→ Aim of the task
Among the lines below, how many carry the string "topics"? Reply with a number and nothing else.

─── Records for this exercise

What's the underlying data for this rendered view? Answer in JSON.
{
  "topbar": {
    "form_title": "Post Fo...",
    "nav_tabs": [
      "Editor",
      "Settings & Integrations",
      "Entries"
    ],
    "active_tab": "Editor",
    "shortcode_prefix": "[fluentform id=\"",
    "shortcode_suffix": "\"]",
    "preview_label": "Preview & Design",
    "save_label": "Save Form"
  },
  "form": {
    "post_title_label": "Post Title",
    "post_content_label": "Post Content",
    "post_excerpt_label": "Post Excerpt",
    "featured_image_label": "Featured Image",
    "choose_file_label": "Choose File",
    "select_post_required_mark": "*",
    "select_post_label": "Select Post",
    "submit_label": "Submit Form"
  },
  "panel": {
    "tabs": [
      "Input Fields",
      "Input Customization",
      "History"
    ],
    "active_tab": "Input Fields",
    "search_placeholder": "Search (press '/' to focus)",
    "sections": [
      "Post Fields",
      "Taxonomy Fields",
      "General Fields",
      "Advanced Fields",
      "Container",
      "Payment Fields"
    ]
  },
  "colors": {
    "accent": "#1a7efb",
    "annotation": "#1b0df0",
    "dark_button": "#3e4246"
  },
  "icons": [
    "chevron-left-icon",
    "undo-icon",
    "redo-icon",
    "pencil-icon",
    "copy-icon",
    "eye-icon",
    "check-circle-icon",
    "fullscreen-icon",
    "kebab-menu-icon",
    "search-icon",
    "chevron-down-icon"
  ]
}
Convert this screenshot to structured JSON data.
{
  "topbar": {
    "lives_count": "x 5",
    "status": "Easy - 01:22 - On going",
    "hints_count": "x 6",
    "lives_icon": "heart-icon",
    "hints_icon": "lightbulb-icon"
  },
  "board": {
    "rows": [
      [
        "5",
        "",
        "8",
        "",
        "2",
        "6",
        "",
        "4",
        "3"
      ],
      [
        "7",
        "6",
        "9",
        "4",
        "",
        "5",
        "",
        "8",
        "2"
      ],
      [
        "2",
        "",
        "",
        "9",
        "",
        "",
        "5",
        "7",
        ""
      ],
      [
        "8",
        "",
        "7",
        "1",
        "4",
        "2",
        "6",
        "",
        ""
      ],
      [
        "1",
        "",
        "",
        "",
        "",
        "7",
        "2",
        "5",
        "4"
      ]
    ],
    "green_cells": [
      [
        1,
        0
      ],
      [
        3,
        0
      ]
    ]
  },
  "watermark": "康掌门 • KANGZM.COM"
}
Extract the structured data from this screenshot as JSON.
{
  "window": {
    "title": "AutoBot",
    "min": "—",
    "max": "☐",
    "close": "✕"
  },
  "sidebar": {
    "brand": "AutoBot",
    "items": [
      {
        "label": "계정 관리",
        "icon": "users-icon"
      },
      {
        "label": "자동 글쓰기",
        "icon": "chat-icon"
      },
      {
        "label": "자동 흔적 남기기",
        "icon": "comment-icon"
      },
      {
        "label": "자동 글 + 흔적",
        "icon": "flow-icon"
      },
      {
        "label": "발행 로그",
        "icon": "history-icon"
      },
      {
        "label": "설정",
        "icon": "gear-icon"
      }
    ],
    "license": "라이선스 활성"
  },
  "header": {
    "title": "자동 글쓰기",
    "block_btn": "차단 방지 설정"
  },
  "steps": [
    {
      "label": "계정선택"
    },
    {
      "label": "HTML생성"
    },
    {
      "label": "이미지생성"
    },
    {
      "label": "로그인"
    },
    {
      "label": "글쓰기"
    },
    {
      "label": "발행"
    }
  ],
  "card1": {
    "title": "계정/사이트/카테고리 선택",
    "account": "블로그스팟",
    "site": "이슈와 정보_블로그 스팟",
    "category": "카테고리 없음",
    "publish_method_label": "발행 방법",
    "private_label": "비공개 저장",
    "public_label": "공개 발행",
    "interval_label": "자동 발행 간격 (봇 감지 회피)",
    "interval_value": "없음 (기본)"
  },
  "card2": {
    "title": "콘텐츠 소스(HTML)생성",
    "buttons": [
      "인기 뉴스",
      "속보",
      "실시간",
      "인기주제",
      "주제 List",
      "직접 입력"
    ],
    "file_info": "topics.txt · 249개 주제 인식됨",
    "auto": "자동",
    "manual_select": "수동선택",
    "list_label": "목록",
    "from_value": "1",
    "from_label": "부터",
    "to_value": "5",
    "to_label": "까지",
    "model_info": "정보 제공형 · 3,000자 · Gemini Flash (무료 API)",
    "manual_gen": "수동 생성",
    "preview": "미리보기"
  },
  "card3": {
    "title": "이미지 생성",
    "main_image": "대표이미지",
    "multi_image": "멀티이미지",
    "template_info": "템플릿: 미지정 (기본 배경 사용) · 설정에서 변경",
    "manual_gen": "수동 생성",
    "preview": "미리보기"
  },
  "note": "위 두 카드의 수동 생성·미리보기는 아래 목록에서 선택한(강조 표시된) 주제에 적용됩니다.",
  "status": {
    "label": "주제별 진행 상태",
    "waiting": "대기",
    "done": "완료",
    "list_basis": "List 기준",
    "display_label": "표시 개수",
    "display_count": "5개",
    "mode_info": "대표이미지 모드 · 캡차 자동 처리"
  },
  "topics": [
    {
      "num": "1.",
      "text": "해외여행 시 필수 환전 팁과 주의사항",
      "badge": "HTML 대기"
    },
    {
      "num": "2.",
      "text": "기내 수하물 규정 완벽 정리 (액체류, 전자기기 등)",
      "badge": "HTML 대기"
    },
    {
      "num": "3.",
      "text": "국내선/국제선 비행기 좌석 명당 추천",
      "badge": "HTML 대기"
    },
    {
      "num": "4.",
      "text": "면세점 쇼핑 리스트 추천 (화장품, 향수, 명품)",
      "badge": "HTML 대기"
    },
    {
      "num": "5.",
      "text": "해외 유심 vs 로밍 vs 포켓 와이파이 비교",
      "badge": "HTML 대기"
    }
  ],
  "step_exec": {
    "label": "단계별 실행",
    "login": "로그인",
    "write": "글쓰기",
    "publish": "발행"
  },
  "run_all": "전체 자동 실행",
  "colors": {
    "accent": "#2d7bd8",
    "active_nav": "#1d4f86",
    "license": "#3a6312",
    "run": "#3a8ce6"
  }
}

──────

→ Expected output
2